Instructions for the task:
Find the lines with the string "JSON" and return them.

Dataset entries:
::::

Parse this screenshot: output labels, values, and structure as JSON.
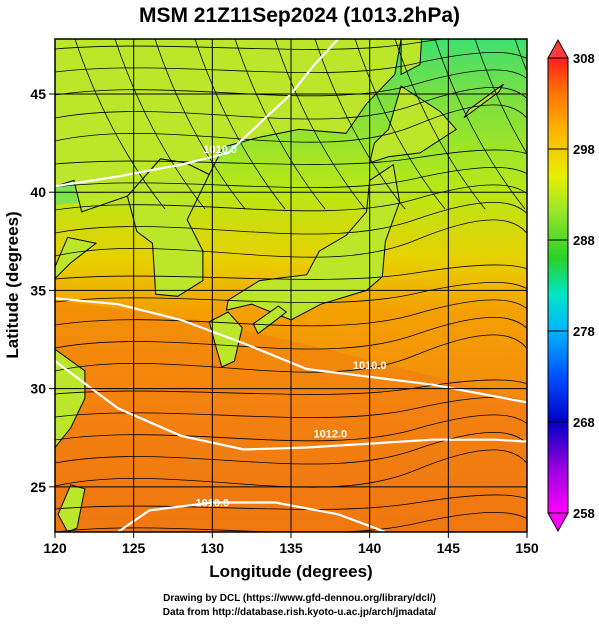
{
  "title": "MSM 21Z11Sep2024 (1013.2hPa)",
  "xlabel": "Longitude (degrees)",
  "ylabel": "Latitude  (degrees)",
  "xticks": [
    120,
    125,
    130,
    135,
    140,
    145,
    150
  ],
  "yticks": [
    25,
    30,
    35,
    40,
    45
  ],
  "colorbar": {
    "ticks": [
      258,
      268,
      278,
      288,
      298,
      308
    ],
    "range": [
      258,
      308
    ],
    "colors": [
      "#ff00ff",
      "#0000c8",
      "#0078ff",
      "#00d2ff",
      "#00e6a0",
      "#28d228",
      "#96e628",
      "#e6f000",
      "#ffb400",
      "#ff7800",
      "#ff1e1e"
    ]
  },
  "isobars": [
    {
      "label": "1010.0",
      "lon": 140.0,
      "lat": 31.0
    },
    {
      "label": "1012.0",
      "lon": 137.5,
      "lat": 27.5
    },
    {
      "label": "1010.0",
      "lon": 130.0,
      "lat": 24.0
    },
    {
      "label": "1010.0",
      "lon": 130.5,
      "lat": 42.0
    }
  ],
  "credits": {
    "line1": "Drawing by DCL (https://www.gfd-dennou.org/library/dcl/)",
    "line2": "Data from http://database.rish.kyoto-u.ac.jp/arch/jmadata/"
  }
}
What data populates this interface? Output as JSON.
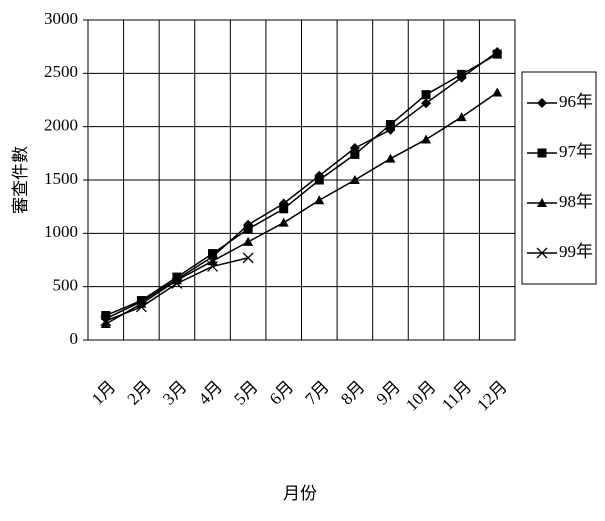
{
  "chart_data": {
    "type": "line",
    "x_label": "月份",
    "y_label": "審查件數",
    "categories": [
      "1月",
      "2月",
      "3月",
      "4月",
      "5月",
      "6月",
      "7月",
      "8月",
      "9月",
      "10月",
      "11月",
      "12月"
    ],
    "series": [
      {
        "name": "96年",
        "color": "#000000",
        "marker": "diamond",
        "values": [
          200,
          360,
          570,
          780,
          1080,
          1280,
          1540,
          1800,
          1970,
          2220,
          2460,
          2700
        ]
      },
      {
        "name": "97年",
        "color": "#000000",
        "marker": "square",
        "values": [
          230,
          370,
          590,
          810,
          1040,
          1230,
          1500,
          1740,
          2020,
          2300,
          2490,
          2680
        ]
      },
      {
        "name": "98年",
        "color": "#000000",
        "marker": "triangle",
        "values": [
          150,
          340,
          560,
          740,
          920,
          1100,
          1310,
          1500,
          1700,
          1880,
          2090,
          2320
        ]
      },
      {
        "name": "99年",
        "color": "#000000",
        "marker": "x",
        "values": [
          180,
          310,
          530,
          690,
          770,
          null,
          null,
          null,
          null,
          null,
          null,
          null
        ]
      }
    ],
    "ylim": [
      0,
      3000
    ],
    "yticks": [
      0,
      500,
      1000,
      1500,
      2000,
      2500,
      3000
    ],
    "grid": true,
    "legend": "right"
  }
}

::::

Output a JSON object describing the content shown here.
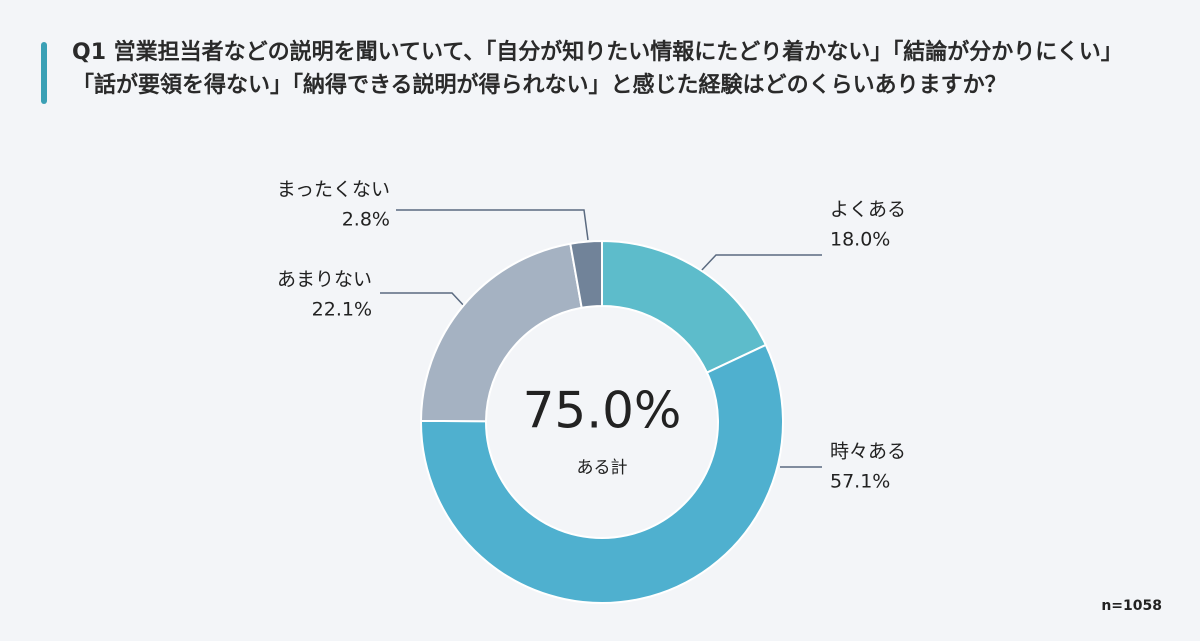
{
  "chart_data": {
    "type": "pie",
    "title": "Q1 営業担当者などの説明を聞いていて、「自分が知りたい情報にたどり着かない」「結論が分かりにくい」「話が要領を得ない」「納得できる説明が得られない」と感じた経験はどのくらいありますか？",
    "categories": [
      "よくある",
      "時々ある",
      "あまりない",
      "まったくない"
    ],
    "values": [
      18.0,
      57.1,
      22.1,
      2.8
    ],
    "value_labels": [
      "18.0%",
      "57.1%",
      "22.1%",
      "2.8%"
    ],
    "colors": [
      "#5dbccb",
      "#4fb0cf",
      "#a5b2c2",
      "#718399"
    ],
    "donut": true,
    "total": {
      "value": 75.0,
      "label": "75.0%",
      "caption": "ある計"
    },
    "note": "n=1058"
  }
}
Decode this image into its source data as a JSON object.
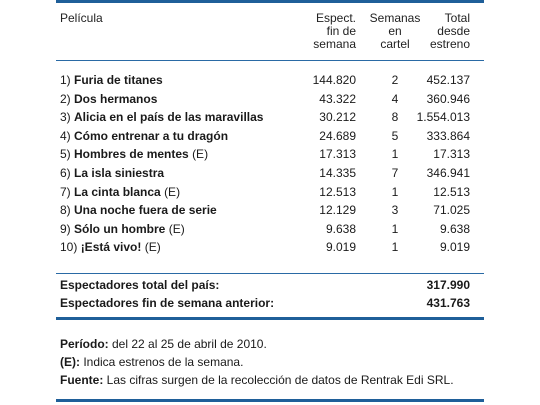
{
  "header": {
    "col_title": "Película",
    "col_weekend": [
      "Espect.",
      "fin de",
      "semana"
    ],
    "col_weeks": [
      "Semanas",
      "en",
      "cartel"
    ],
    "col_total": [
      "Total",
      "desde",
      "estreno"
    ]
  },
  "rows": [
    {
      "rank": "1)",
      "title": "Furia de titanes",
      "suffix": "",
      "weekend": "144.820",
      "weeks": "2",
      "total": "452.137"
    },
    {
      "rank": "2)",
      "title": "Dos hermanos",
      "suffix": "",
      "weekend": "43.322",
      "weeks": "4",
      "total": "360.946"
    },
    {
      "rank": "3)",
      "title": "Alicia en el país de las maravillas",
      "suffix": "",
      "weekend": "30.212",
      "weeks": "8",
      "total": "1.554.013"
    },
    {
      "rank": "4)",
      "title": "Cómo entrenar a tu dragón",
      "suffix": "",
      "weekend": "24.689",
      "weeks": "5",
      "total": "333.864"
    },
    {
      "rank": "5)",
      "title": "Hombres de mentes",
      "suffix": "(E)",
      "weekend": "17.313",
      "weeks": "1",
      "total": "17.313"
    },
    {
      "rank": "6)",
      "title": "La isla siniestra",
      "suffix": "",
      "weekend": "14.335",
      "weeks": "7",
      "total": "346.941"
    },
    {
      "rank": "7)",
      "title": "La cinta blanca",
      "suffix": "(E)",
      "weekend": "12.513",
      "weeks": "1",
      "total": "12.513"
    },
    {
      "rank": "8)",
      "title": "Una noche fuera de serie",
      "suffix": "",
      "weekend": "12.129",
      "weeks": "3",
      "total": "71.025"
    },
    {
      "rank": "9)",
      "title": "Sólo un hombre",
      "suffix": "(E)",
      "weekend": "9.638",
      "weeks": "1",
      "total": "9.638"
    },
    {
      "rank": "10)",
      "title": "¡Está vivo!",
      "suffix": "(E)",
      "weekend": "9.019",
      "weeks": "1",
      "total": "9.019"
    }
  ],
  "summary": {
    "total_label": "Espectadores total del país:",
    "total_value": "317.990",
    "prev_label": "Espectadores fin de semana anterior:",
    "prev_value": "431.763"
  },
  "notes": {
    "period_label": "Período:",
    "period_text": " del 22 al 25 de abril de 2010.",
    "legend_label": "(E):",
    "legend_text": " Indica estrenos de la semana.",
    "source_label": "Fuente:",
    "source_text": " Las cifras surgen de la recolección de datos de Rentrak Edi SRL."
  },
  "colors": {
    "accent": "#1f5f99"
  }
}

::::

Task response:
Parse this screenshot: output labels, values, and structure as JSON.
What data populates this interface? Output as JSON.
Output a JSON object describing the content shown here.
Decode this image into its source data as a JSON object.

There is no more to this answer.